### Required work
Copy each line exactly. Drop every picture.

### Records for this exercise
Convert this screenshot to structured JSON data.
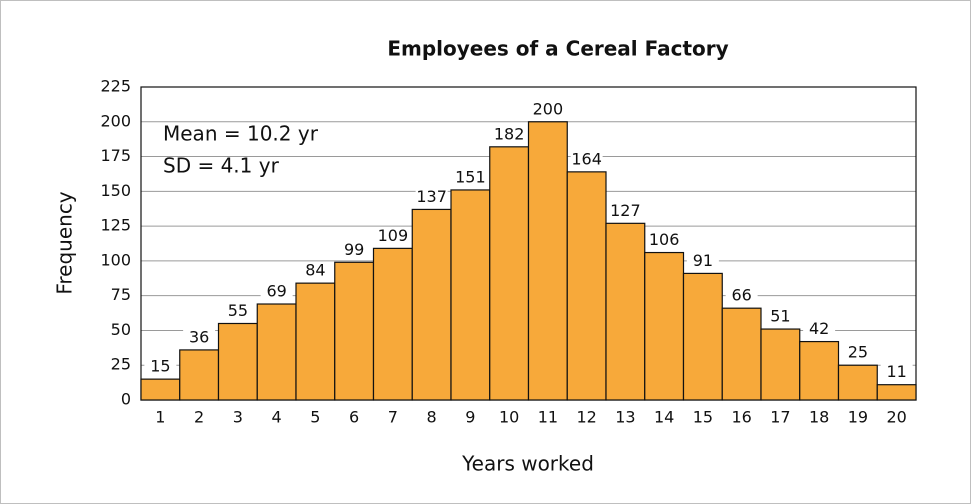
{
  "chart_data": {
    "type": "bar",
    "title": "Employees of a Cereal Factory",
    "x_label": "Years worked",
    "y_label": "Frequency",
    "annotations": [
      "Mean = 10.2 yr",
      "SD = 4.1 yr"
    ],
    "categories": [
      "1",
      "2",
      "3",
      "4",
      "5",
      "6",
      "7",
      "8",
      "9",
      "10",
      "11",
      "12",
      "13",
      "14",
      "15",
      "16",
      "17",
      "18",
      "19",
      "20"
    ],
    "values": [
      15,
      36,
      55,
      69,
      84,
      99,
      109,
      137,
      151,
      182,
      200,
      164,
      127,
      106,
      91,
      66,
      51,
      42,
      25,
      11
    ],
    "color": "#f7a93a",
    "ylim": [
      0,
      225
    ],
    "yticks": [
      0,
      25,
      50,
      75,
      100,
      125,
      150,
      175,
      200,
      225
    ],
    "grid": true
  }
}
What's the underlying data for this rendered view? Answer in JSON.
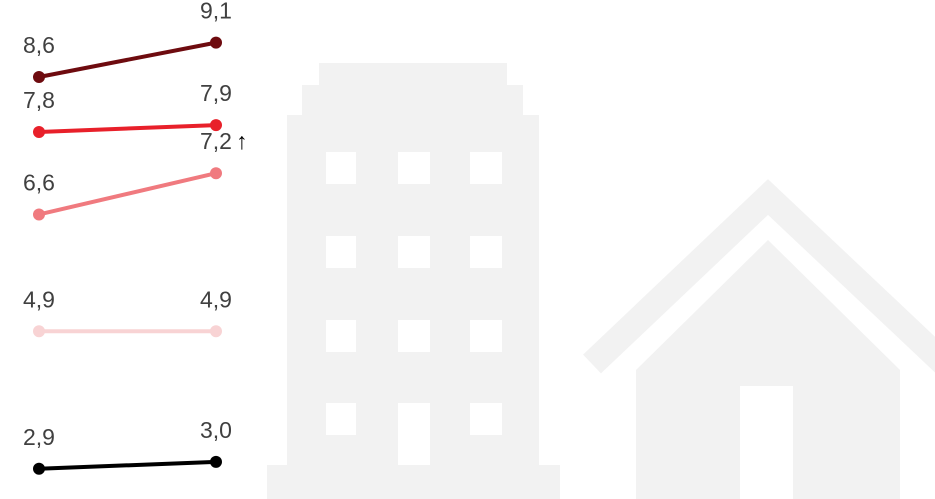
{
  "chart_data": {
    "type": "slope",
    "categories": [
      null,
      null
    ],
    "ylim": [
      2.46,
      9.72
    ],
    "series": [
      {
        "color": "#6e0b0f",
        "values": [
          8.6,
          9.1
        ],
        "value_labels": [
          "8,6",
          "9,1"
        ]
      },
      {
        "color": "#e8202a",
        "values": [
          7.8,
          7.9
        ],
        "value_labels": [
          "7,8",
          "7,9"
        ]
      },
      {
        "color": "#f07a7f",
        "values": [
          6.6,
          7.2
        ],
        "value_labels": [
          "6,6",
          "7,2"
        ]
      },
      {
        "color": "#f8d3d4",
        "values": [
          4.9,
          4.9
        ],
        "value_labels": [
          "4,9",
          "4,9"
        ]
      },
      {
        "color": "#000000",
        "values": [
          2.9,
          3.0
        ],
        "value_labels": [
          "2,9",
          "3,0"
        ]
      }
    ],
    "annotations": [
      {
        "text": "↑"
      }
    ]
  }
}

### Problem solution
Convert this screenshot to structured JSON data.
{
  "chart_data": {
    "type": "bar",
    "title": "Employees of a Cereal Factory",
    "x_label": "Years worked",
    "y_label": "Frequency",
    "annotations": [
      "Mean = 10.2 yr",
      "SD = 4.1 yr"
    ],
    "categories": [
      "1",
      "2",
      "3",
      "4",
      "5",
      "6",
      "7",
      "8",
      "9",
      "10",
      "11",
      "12",
      "13",
      "14",
      "15",
      "16",
      "17",
      "18",
      "19",
      "20"
    ],
    "values": [
      15,
      36,
      55,
      69,
      84,
      99,
      109,
      137,
      151,
      182,
      200,
      164,
      127,
      106,
      91,
      66,
      51,
      42,
      25,
      11
    ],
    "color": "#f7a93a",
    "ylim": [
      0,
      225
    ],
    "yticks": [
      0,
      25,
      50,
      75,
      100,
      125,
      150,
      175,
      200,
      225
    ],
    "grid": true
  }
}
What's the underlying data for this rendered view? Answer in JSON.
{
  "chart_data": {
    "type": "slope",
    "categories": [
      null,
      null
    ],
    "ylim": [
      2.46,
      9.72
    ],
    "series": [
      {
        "color": "#6e0b0f",
        "values": [
          8.6,
          9.1
        ],
        "value_labels": [
          "8,6",
          "9,1"
        ]
      },
      {
        "color": "#e8202a",
        "values": [
          7.8,
          7.9
        ],
        "value_labels": [
          "7,8",
          "7,9"
        ]
      },
      {
        "color": "#f07a7f",
        "values": [
          6.6,
          7.2
        ],
        "value_labels": [
          "6,6",
          "7,2"
        ]
      },
      {
        "color": "#f8d3d4",
        "values": [
          4.9,
          4.9
        ],
        "value_labels": [
          "4,9",
          "4,9"
        ]
      },
      {
        "color": "#000000",
        "values": [
          2.9,
          3.0
        ],
        "value_labels": [
          "2,9",
          "3,0"
        ]
      }
    ],
    "annotations": [
      {
        "text": "↑"
      }
    ]
  }
}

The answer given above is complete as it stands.